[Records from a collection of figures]
>> Start
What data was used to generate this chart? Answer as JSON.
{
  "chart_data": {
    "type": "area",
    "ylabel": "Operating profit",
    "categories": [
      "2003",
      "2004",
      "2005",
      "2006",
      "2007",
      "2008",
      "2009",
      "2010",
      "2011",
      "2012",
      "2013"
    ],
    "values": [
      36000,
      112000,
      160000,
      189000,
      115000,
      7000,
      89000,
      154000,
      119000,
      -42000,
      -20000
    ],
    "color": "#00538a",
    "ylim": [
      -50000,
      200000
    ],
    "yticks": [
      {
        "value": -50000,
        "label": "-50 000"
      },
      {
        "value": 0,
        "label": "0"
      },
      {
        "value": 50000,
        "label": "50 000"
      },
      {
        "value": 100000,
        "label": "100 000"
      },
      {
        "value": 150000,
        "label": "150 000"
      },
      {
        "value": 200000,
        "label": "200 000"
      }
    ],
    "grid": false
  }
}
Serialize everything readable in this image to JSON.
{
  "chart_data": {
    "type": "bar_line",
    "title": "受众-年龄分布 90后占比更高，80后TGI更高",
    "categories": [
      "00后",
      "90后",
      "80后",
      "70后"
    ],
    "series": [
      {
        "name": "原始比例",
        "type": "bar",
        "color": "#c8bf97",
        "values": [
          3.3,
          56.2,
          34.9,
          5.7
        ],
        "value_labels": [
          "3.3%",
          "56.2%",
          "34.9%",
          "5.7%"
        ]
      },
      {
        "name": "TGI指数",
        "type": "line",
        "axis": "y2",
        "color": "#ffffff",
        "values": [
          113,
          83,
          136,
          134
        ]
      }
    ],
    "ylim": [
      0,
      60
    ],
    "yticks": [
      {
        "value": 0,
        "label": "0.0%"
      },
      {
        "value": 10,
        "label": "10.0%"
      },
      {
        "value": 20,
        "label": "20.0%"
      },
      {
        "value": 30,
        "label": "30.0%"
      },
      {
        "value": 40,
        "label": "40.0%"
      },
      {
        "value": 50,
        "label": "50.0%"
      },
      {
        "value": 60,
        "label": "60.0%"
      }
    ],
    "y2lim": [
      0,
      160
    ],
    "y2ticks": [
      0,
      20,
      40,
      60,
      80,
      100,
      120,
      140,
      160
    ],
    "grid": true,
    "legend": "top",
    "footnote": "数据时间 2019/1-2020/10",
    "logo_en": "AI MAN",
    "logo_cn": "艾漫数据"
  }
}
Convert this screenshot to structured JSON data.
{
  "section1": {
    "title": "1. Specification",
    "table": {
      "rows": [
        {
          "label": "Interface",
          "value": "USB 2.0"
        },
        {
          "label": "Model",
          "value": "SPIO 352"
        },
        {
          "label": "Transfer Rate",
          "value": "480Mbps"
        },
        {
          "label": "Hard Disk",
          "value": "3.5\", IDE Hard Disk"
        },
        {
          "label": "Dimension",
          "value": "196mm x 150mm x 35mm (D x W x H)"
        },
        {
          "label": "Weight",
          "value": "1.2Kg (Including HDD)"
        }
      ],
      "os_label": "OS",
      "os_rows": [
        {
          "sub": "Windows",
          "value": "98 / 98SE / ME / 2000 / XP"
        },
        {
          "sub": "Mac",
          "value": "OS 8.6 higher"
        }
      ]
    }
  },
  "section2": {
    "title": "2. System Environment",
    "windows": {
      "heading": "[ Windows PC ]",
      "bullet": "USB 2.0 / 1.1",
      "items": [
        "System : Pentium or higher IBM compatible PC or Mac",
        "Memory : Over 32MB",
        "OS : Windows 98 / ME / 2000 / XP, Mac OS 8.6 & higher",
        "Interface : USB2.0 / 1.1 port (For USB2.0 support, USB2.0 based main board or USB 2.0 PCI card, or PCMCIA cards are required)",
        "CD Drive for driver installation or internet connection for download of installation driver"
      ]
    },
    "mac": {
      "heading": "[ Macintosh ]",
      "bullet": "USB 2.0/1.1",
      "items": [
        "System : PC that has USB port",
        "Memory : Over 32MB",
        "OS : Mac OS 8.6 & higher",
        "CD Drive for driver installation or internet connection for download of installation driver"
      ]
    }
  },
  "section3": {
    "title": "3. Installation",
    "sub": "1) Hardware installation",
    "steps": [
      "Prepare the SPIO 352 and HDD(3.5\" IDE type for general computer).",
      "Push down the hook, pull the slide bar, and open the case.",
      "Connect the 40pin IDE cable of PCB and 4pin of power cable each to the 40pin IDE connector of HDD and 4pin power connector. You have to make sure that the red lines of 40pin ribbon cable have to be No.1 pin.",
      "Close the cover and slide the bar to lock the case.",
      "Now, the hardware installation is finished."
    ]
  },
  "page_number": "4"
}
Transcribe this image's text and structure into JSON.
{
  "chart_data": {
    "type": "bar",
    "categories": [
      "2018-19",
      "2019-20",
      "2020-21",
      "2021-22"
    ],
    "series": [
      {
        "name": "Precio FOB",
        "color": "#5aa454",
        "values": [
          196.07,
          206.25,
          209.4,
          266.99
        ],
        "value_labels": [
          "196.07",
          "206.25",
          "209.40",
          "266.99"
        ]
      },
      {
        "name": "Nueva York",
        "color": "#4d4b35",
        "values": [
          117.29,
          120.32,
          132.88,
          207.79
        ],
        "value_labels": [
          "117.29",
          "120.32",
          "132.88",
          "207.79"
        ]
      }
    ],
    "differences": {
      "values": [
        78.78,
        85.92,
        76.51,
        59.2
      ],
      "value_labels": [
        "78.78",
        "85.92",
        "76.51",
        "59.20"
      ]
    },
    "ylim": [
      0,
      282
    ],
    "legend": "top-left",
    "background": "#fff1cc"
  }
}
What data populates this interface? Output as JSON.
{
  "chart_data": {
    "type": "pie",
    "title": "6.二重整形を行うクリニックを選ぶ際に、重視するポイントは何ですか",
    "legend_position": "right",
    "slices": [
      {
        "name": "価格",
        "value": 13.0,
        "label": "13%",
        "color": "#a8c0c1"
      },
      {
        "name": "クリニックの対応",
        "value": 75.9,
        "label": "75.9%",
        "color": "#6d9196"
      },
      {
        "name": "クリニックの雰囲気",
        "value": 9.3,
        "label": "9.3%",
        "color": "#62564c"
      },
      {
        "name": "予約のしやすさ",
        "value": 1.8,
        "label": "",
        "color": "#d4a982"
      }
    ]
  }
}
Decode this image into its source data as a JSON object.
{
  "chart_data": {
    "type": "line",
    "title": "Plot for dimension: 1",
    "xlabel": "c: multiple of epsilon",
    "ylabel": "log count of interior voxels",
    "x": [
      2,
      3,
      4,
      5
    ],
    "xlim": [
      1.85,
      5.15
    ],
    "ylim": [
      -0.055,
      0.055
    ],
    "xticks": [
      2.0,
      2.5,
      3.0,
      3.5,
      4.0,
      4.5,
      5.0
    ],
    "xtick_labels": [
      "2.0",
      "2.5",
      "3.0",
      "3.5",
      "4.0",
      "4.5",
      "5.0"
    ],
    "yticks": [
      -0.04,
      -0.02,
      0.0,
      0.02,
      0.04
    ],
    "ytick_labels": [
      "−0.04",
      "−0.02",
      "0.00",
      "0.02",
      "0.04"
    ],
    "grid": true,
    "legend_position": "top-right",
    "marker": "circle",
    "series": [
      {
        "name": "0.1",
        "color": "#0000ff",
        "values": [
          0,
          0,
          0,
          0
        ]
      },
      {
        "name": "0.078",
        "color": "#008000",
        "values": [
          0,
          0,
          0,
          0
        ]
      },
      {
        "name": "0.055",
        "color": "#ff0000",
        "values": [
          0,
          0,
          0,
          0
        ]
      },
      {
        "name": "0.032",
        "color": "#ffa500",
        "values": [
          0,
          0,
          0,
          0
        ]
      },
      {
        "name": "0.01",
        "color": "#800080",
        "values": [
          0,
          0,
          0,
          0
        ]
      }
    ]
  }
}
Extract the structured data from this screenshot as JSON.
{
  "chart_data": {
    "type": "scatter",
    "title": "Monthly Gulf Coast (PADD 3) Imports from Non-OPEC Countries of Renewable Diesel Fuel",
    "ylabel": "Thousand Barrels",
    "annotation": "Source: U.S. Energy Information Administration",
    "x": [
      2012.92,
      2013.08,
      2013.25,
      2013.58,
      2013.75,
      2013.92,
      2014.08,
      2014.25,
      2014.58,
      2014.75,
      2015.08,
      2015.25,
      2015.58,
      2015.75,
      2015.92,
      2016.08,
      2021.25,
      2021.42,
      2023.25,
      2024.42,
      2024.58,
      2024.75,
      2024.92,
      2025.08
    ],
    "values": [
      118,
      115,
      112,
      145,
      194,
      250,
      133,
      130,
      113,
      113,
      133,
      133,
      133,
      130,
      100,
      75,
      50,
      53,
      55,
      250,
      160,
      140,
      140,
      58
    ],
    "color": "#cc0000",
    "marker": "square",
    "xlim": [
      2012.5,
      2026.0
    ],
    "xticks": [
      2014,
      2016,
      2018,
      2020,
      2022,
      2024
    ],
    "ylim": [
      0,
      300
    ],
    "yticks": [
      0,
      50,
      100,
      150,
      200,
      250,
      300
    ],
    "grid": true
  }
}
>> End
Check each line of the records for the word "What", and show the lines that contain it.

**Finished task**
What data was used to generate this chart? Answer as JSON.
What data populates this interface? Output as JSON.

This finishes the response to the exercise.